• [AIM OF THE TASK] Make an exact transcription of the material, leaving out all images.

• [DATASET EXCERPTS]
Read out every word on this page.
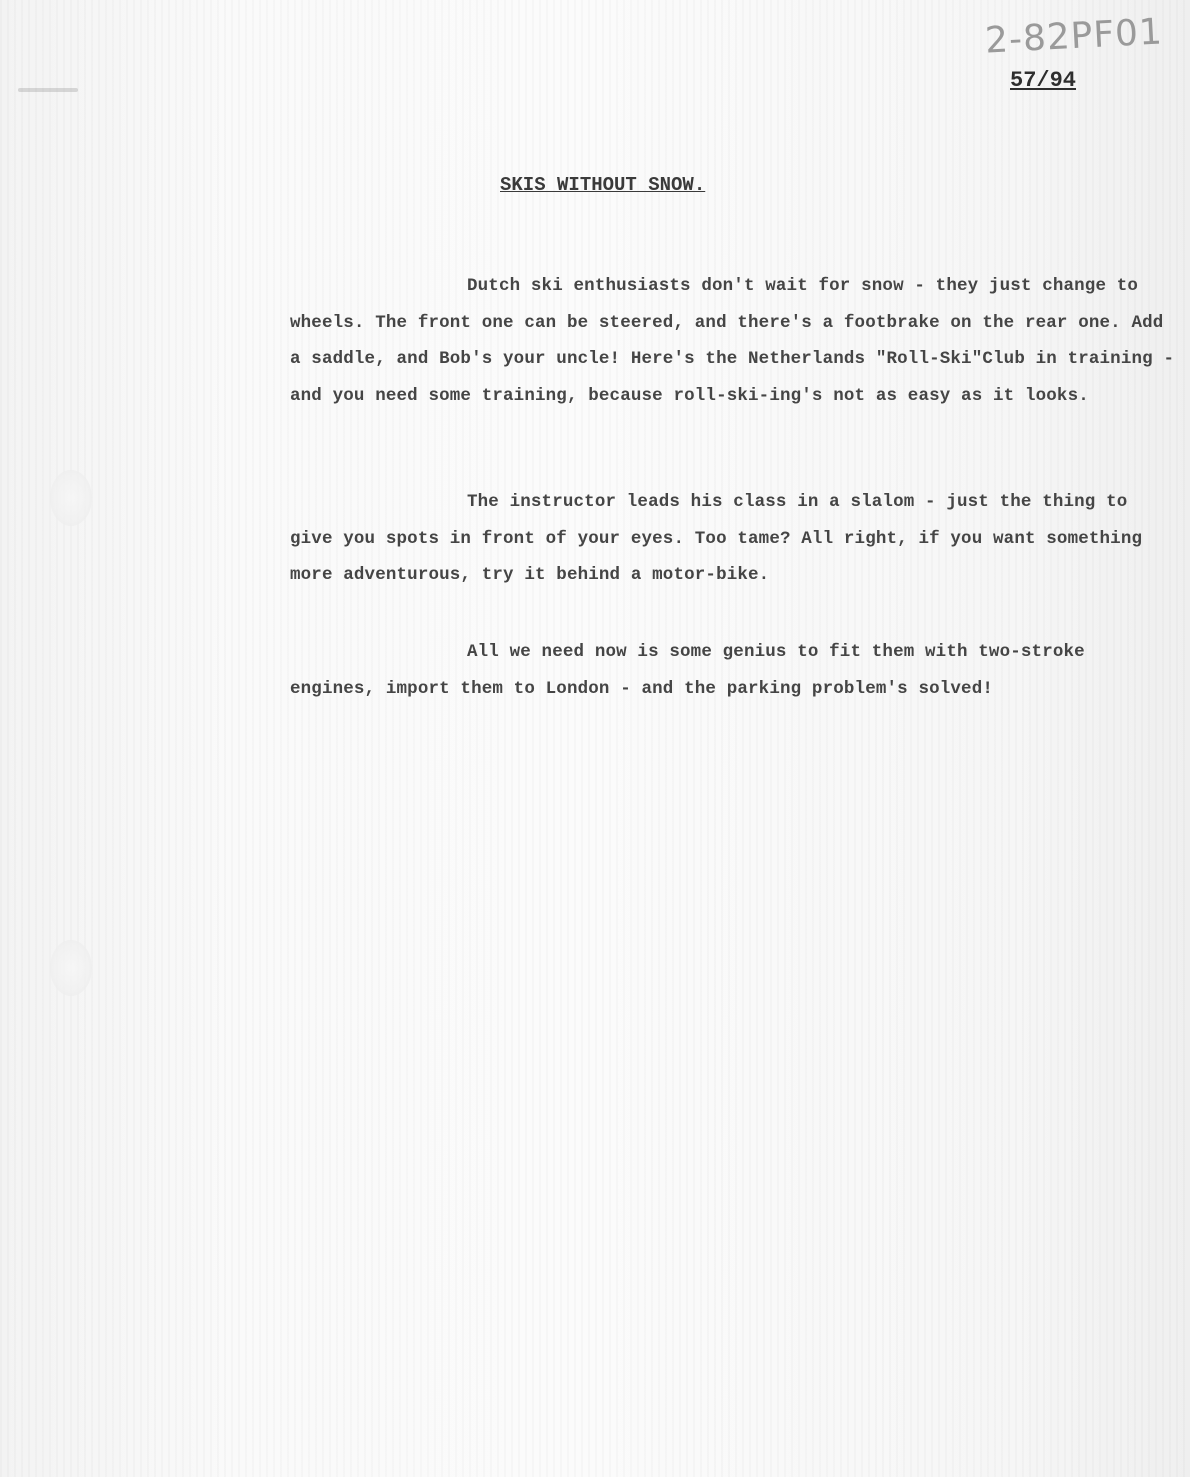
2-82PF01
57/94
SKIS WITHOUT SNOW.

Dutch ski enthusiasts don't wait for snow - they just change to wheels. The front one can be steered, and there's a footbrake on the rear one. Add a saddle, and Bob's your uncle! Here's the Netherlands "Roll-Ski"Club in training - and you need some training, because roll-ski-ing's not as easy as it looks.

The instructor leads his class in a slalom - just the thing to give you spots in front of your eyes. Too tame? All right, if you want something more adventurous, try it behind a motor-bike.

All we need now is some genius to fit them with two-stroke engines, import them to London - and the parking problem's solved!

• [SOLUTION]
Read out every word on this page.
2-82PF01
57/94
SKIS WITHOUT SNOW.

Dutch ski enthusiasts don't wait for snow - they just change to wheels. The front one can be steered, and there's a footbrake on the rear one. Add a saddle, and Bob's your uncle! Here's the Netherlands "Roll-Ski"Club in training - and you need some training, because roll-ski-ing's not as easy as it looks.

The instructor leads his class in a slalom - just the thing to give you spots in front of your eyes. Too tame? All right, if you want something more adventurous, try it behind a motor-bike.

All we need now is some genius to fit them with two-stroke engines, import them to London - and the parking problem's solved!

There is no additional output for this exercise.